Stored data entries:
/---
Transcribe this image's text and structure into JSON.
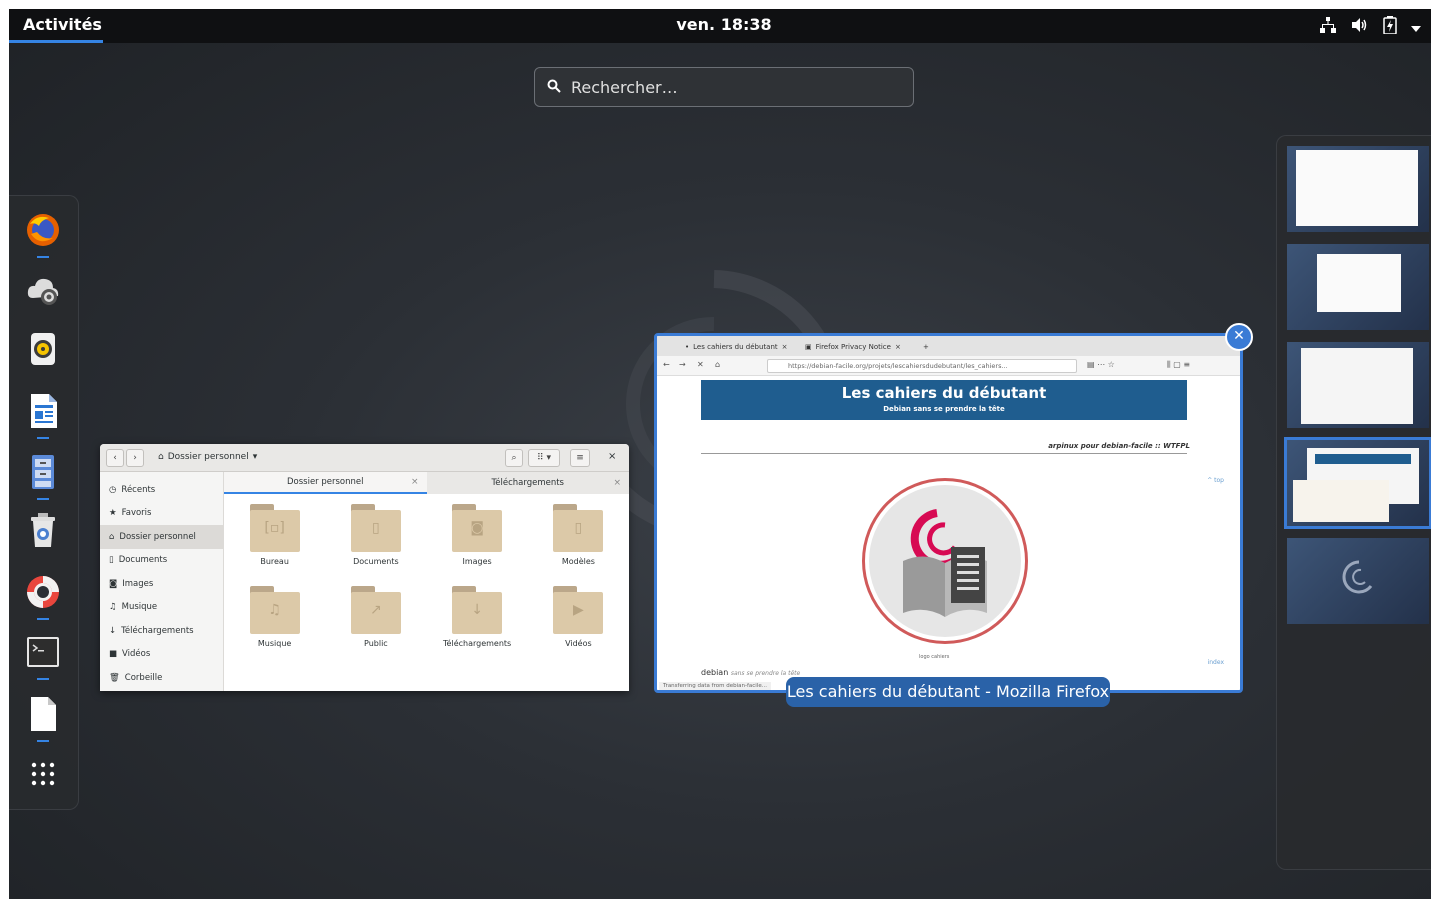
{
  "topbar": {
    "activities": "Activités",
    "clock": "ven. 18:38",
    "tray_icons": [
      "network-icon",
      "volume-icon",
      "battery-icon",
      "system-menu-arrow-icon"
    ]
  },
  "search": {
    "placeholder": "Rechercher…"
  },
  "dash": {
    "apps": [
      {
        "name": "Firefox",
        "icon": "firefox-icon",
        "running": true
      },
      {
        "name": "Software Updates",
        "icon": "software-update-icon",
        "running": false
      },
      {
        "name": "Rhythmbox",
        "icon": "rhythmbox-icon",
        "running": false
      },
      {
        "name": "LibreOffice Writer",
        "icon": "writer-icon",
        "running": true
      },
      {
        "name": "File Cabinet",
        "icon": "file-cabinet-icon",
        "running": true
      },
      {
        "name": "Trash Manager",
        "icon": "trash-app-icon",
        "running": false
      },
      {
        "name": "Help",
        "icon": "help-icon",
        "running": true
      },
      {
        "name": "Terminal",
        "icon": "terminal-icon",
        "running": true
      },
      {
        "name": "Text Editor",
        "icon": "text-editor-icon",
        "running": true
      },
      {
        "name": "Show Applications",
        "icon": "app-grid-icon",
        "running": false
      }
    ]
  },
  "files_window": {
    "location": "Dossier personnel",
    "sidebar": [
      "Récents",
      "Favoris",
      "Dossier personnel",
      "Documents",
      "Images",
      "Musique",
      "Téléchargements",
      "Vidéos",
      "Corbeille"
    ],
    "tabs": [
      "Dossier personnel",
      "Téléchargements"
    ],
    "folders": [
      "Bureau",
      "Documents",
      "Images",
      "Modèles",
      "Musique",
      "Public",
      "Téléchargements",
      "Vidéos"
    ]
  },
  "firefox_window": {
    "tabs": [
      "Les cahiers du débutant",
      "Firefox Privacy Notice"
    ],
    "url": "https://debian-facile.org/projets/lescahiersdudebutant/les_cahiers...",
    "page_title": "Les cahiers du débutant",
    "page_subtitle": "Debian sans se prendre la tête",
    "credit": "arpinux pour debian-facile :: WTFPL",
    "logo_caption": "logo cahiers",
    "link_top": "^ top",
    "link_index": "index",
    "footer_brand": "debian",
    "footer_tagline": "sans se prendre la tête",
    "status": "Transferring data from debian-facile..."
  },
  "window_caption": "Les cahiers du débutant - Mozilla Firefox",
  "workspaces": {
    "count": 5,
    "active_index": 3
  },
  "colors": {
    "accent": "#3a7bd5",
    "topbar": "#0f1012",
    "caption_bg": "#2a62a8",
    "banner": "#1f5d8f"
  }
}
\---
▶ [What is needed]: Collect each line holding the string "sans".

▶ [Solution to the problem]:
    "page_subtitle": "Debian sans se prendre la tête",
    "footer_tagline": "sans se prendre la tête",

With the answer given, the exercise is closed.